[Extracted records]

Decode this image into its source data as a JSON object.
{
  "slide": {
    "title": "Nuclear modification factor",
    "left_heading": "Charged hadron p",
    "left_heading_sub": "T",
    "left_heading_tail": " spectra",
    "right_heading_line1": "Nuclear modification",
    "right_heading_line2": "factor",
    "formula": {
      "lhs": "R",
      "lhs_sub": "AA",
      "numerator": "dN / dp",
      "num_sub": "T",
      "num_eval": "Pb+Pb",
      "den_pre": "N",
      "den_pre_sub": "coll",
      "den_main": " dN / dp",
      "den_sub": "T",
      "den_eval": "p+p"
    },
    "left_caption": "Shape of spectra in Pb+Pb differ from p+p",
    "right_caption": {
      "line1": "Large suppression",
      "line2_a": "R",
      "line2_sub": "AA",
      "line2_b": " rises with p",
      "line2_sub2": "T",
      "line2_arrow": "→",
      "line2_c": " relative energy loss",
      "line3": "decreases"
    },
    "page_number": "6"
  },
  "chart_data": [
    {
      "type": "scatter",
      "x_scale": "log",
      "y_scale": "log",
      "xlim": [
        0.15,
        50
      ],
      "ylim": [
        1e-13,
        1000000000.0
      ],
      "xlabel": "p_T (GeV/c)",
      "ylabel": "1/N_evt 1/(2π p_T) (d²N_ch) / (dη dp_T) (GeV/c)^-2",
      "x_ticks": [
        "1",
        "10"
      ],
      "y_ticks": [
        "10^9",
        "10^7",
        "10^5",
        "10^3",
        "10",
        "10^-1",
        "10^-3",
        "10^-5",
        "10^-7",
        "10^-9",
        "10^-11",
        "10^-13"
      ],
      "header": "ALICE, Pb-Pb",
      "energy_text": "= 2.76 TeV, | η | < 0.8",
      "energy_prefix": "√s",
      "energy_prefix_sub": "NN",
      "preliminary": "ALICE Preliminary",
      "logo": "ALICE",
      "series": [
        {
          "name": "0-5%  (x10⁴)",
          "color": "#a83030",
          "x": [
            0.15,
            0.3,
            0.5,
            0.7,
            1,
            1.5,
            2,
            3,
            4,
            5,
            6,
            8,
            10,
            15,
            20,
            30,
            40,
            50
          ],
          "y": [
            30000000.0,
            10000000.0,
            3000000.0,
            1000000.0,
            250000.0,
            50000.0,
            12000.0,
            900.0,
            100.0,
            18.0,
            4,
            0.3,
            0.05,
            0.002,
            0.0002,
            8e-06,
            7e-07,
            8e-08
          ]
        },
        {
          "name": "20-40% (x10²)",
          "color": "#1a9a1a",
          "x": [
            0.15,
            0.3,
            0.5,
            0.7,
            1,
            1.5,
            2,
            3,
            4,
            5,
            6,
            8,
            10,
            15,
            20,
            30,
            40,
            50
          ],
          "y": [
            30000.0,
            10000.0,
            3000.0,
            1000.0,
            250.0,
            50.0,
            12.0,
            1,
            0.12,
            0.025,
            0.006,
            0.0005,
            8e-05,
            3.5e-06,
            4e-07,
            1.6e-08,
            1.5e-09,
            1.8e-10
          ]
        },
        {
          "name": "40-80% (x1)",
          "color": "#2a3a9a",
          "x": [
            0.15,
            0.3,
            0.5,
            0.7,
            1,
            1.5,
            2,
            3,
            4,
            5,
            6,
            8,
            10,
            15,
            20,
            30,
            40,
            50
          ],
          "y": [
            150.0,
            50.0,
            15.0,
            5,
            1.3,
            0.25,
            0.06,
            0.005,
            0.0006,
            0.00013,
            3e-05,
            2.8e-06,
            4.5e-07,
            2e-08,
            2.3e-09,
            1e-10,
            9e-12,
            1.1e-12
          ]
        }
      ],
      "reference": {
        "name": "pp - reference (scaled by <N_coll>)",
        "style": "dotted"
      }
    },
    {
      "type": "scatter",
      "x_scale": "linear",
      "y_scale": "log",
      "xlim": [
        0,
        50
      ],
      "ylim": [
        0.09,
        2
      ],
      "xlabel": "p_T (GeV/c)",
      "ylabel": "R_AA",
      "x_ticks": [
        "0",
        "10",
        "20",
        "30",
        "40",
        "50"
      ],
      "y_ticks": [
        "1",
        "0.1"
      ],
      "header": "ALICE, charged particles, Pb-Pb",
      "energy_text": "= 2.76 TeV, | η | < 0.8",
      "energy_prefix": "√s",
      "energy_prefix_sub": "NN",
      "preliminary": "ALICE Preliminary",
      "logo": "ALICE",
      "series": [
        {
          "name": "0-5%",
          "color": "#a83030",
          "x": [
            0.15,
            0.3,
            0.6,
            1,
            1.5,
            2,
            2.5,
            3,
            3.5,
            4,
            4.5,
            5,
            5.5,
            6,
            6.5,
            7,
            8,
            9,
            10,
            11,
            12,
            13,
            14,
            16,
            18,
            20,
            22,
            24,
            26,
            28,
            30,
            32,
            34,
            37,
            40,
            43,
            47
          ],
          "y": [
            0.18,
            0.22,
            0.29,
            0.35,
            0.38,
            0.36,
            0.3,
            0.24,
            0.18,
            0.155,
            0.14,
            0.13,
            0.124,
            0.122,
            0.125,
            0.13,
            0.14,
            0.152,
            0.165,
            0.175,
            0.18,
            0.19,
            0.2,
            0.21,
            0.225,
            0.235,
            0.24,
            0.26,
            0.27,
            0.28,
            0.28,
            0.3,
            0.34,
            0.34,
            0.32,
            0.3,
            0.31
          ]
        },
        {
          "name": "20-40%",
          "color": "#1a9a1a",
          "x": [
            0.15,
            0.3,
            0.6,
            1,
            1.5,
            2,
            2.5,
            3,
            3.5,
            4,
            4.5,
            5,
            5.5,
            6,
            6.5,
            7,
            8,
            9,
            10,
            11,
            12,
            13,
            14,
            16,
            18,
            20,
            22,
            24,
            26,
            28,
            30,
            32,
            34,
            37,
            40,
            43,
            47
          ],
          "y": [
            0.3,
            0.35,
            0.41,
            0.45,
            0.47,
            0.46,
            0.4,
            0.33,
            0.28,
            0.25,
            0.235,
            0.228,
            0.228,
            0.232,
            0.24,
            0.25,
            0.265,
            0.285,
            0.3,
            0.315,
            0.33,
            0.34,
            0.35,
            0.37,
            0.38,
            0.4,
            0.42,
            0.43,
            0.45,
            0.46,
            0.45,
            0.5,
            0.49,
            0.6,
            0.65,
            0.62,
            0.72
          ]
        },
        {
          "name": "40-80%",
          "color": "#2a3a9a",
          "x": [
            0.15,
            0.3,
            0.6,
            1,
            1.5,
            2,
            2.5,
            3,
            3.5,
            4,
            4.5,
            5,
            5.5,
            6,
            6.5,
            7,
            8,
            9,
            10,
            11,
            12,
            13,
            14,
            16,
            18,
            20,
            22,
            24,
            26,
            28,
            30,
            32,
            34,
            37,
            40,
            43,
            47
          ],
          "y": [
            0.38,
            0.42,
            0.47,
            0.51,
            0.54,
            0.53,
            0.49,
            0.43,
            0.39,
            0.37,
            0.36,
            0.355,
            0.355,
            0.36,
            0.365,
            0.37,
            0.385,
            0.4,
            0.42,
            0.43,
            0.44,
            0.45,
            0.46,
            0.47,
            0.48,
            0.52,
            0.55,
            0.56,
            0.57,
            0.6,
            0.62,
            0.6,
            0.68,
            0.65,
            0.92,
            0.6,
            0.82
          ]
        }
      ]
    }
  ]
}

§ Objective:
Which lines contain "modification"? Copy each of them.

§ Finished task:
    "title": "Nuclear modification factor",
    "right_heading_line1": "Nuclear modification",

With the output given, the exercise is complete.